(Data listing)
______________________________

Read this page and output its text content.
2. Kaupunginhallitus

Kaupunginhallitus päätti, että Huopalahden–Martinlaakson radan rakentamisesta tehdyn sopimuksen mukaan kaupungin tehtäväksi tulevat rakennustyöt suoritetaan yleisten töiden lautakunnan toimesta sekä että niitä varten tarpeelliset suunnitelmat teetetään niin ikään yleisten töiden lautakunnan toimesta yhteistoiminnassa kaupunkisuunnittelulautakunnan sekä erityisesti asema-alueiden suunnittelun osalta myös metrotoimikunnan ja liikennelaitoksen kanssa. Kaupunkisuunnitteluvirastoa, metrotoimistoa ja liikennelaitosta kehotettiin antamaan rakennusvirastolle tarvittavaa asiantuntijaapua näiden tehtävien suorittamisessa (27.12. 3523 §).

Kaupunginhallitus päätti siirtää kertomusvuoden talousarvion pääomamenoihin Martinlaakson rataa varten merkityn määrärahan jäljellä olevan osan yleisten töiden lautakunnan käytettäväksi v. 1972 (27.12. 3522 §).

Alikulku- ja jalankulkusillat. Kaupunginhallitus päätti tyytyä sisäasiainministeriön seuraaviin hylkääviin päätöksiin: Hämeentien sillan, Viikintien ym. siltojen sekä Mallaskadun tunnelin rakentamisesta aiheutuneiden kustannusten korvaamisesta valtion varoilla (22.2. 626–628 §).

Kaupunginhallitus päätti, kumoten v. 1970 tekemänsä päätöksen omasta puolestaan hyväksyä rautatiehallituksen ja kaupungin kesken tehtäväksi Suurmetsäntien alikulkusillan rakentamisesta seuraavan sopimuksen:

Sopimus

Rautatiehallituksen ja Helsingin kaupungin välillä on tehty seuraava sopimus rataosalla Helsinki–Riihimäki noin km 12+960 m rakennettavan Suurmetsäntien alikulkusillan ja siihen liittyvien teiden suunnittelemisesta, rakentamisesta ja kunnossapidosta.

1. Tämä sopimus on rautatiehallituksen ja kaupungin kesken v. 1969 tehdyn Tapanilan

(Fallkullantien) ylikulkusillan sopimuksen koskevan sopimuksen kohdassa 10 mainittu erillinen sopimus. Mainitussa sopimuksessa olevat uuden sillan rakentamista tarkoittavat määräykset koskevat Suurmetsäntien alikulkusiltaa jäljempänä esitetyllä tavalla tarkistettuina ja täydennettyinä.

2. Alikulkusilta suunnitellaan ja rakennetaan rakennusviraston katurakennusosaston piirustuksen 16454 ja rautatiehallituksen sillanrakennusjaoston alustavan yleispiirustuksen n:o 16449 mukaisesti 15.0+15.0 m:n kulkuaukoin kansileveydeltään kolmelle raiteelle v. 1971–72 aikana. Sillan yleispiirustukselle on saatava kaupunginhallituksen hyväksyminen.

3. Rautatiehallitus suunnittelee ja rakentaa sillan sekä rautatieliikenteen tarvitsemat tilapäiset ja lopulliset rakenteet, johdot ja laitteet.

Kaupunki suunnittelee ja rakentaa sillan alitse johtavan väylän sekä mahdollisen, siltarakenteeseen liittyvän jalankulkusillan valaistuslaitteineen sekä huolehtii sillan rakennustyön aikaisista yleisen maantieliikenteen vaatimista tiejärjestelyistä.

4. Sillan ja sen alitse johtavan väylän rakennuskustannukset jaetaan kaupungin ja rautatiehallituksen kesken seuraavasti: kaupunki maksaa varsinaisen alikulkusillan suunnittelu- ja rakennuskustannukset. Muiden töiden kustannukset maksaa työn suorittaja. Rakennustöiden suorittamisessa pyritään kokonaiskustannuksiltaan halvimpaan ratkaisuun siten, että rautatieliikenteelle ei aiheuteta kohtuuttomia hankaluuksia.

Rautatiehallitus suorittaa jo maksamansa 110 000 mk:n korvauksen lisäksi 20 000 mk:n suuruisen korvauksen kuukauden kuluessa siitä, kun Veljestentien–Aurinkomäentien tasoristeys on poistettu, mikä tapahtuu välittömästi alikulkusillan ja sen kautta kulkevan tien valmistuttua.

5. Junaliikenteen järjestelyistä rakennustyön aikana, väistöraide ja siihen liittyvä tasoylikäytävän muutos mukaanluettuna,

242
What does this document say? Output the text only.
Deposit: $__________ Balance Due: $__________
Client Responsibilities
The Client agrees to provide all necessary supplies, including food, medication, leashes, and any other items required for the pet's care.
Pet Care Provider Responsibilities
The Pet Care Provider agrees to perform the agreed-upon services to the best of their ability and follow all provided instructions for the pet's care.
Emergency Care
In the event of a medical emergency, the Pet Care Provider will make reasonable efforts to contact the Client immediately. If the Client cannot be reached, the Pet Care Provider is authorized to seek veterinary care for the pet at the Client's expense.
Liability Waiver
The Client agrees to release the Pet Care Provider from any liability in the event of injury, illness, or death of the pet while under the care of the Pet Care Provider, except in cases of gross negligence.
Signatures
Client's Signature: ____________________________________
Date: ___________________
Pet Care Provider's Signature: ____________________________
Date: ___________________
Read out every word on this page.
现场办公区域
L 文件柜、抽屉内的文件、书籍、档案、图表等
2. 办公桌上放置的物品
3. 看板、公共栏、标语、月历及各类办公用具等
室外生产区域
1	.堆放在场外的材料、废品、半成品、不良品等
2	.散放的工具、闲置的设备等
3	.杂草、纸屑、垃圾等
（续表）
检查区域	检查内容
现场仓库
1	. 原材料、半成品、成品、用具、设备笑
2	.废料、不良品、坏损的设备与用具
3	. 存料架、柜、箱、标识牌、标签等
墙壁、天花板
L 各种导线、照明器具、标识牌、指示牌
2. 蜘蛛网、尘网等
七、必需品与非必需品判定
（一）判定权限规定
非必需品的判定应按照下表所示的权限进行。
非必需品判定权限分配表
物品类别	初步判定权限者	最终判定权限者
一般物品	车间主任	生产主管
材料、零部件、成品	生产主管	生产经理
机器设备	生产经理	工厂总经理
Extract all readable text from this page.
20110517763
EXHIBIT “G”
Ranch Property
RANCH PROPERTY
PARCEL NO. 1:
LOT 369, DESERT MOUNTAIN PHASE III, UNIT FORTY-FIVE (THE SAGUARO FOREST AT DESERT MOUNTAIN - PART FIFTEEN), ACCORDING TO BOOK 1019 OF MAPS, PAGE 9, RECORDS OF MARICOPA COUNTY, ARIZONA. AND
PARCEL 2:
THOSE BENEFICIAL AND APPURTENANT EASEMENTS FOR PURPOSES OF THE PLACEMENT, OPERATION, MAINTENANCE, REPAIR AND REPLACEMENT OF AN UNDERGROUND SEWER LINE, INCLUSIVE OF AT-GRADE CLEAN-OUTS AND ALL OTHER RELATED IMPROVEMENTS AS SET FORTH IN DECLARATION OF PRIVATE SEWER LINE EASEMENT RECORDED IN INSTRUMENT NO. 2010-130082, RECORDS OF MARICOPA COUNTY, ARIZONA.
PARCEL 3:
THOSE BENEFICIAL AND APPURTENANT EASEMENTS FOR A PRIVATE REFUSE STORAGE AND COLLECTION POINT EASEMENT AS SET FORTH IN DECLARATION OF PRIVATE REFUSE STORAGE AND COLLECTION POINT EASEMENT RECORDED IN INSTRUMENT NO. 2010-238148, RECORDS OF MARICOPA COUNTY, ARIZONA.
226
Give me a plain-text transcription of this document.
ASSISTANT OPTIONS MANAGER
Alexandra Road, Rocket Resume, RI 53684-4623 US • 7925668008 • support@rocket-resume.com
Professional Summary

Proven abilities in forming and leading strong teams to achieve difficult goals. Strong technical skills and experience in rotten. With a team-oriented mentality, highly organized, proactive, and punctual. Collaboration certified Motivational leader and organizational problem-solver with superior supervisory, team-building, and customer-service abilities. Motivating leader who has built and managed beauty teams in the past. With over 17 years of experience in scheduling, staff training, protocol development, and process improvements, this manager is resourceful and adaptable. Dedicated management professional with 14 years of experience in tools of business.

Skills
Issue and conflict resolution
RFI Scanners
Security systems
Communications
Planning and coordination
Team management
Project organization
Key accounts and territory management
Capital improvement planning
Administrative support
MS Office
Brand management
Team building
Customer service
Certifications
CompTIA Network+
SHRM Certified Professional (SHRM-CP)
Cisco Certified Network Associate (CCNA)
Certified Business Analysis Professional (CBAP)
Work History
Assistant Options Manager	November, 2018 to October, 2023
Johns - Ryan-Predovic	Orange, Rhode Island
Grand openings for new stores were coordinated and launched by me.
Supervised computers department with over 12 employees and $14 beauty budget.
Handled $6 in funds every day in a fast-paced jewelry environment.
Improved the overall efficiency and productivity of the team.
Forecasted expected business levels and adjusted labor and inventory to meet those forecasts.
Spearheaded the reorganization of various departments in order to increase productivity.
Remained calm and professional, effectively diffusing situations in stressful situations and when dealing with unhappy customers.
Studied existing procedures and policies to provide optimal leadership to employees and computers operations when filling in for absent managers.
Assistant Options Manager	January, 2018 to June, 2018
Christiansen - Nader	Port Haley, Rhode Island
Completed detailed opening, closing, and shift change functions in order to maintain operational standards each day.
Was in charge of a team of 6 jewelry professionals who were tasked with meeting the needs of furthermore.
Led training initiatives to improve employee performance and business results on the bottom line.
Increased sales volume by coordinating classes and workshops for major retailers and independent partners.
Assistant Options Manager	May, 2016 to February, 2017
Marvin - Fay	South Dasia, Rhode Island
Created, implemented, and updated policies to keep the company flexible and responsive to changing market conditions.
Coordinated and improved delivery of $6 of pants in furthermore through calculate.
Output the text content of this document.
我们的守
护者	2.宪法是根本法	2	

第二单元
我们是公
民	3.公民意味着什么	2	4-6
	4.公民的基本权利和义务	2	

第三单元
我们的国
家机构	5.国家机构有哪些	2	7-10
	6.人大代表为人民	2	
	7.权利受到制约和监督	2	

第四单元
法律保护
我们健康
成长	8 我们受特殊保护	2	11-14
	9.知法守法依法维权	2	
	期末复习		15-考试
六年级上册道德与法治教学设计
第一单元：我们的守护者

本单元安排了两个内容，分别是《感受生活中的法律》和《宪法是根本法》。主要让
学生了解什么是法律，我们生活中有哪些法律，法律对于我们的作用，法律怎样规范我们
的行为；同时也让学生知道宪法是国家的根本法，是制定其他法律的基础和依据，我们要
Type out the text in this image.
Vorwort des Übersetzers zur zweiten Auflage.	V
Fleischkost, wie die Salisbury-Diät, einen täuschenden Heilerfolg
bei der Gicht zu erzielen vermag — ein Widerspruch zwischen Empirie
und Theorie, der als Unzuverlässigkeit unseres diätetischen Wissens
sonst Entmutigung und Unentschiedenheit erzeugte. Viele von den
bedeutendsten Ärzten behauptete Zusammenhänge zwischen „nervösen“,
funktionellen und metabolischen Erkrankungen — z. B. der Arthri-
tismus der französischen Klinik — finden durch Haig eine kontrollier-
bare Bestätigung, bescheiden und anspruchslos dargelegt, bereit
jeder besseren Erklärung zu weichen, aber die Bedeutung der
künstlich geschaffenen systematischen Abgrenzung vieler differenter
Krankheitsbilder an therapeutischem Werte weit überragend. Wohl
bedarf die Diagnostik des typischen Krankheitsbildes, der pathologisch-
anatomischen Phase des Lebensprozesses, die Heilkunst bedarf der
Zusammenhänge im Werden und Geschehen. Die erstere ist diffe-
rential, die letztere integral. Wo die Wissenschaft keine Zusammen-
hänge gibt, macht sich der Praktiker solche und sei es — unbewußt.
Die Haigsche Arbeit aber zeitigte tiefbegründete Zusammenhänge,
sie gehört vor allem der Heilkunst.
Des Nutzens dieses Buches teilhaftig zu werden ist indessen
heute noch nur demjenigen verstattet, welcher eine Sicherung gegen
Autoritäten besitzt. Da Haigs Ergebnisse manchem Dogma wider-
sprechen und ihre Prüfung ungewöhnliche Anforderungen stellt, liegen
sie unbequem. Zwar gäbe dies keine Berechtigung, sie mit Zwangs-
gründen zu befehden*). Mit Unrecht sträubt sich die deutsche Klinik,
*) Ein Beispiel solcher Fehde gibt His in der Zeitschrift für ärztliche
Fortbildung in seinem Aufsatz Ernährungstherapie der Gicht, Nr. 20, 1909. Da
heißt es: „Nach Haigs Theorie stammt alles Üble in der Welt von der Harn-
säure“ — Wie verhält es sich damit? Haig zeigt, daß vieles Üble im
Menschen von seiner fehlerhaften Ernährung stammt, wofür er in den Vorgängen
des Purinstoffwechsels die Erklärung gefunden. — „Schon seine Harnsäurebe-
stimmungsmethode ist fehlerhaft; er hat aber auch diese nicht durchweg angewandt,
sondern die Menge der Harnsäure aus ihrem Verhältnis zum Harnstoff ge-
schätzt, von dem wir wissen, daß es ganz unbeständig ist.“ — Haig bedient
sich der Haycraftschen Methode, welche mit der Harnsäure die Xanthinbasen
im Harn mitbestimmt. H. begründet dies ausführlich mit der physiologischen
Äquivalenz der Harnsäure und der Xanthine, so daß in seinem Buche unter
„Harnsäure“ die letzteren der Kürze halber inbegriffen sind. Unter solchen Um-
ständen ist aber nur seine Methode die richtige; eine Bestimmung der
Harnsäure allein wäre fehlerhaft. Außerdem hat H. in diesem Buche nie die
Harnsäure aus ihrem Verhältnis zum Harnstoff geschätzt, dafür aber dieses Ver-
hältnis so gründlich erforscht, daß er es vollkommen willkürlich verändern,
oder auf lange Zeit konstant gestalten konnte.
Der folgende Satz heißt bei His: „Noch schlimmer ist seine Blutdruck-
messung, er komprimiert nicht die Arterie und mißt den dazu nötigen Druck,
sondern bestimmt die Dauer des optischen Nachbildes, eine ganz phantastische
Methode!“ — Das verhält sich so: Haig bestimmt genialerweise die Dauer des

______________________________

_The task_. Using the data above, say how many lines include "väylän". No other reply is needed.

_Complete response_. 2